Dataset entries
- - -

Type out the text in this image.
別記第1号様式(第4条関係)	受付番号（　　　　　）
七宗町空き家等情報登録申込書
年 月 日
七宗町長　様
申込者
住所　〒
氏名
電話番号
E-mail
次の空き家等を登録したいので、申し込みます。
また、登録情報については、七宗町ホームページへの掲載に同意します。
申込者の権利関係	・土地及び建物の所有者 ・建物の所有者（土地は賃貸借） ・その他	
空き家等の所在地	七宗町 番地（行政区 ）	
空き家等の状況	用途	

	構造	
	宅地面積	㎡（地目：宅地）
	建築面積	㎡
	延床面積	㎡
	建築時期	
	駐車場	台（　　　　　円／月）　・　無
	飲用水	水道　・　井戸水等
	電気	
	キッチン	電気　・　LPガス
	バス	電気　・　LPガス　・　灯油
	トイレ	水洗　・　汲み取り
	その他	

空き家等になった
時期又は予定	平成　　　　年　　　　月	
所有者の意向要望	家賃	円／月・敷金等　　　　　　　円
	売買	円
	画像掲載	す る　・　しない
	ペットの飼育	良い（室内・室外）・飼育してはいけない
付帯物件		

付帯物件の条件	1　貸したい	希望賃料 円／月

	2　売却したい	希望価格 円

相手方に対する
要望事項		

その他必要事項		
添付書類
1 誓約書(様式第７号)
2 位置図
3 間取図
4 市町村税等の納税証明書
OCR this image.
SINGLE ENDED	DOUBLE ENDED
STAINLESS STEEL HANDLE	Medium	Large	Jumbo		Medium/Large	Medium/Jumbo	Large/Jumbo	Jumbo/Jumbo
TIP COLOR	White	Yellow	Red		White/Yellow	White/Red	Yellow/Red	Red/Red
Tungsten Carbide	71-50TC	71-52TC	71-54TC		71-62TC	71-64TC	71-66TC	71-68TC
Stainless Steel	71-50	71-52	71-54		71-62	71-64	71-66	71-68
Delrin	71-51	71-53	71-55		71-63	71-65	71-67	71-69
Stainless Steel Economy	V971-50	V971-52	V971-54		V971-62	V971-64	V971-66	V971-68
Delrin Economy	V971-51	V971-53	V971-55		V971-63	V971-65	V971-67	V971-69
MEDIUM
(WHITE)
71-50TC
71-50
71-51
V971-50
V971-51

- - -

What to do:
Print out all the entries precisely as written.

Full solution:
Type out the text in this image.
別記第1号様式(第4条関係)	受付番号（　　　　　）
七宗町空き家等情報登録申込書
年 月 日
七宗町長　様
申込者
住所　〒
氏名
電話番号
E-mail
次の空き家等を登録したいので、申し込みます。
また、登録情報については、七宗町ホームページへの掲載に同意します。
申込者の権利関係	・土地及び建物の所有者 ・建物の所有者（土地は賃貸借） ・その他	
空き家等の所在地	七宗町 番地（行政区 ）	
空き家等の状況	用途	

	構造	
	宅地面積	㎡（地目：宅地）
	建築面積	㎡
	延床面積	㎡
	建築時期	
	駐車場	台（　　　　　円／月）　・　無
	飲用水	水道　・　井戸水等
	電気	
	キッチン	電気　・　LPガス
	バス	電気　・　LPガス　・　灯油
	トイレ	水洗　・　汲み取り
	その他	

空き家等になった
時期又は予定	平成　　　　年　　　　月	
所有者の意向要望	家賃	円／月・敷金等　　　　　　　円
	売買	円
	画像掲載	す る　・　しない
	ペットの飼育	良い（室内・室外）・飼育してはいけない
付帯物件		

付帯物件の条件	1　貸したい	希望賃料 円／月

	2　売却したい	希望価格 円

相手方に対する
要望事項		

その他必要事項		
添付書類
1 誓約書(様式第７号)
2 位置図
3 間取図
4 市町村税等の納税証明書
OCR this image.
SINGLE ENDED	DOUBLE ENDED
STAINLESS STEEL HANDLE	Medium	Large	Jumbo		Medium/Large	Medium/Jumbo	Large/Jumbo	Jumbo/Jumbo
TIP COLOR	White	Yellow	Red		White/Yellow	White/Red	Yellow/Red	Red/Red
Tungsten Carbide	71-50TC	71-52TC	71-54TC		71-62TC	71-64TC	71-66TC	71-68TC
Stainless Steel	71-50	71-52	71-54		71-62	71-64	71-66	71-68
Delrin	71-51	71-53	71-55		71-63	71-65	71-67	71-69
Stainless Steel Economy	V971-50	V971-52	V971-54		V971-62	V971-64	V971-66	V971-68
Delrin Economy	V971-51	V971-53	V971-55		V971-63	V971-65	V971-67	V971-69
MEDIUM
(WHITE)
71-50TC
71-50
71-51
V971-50
V971-51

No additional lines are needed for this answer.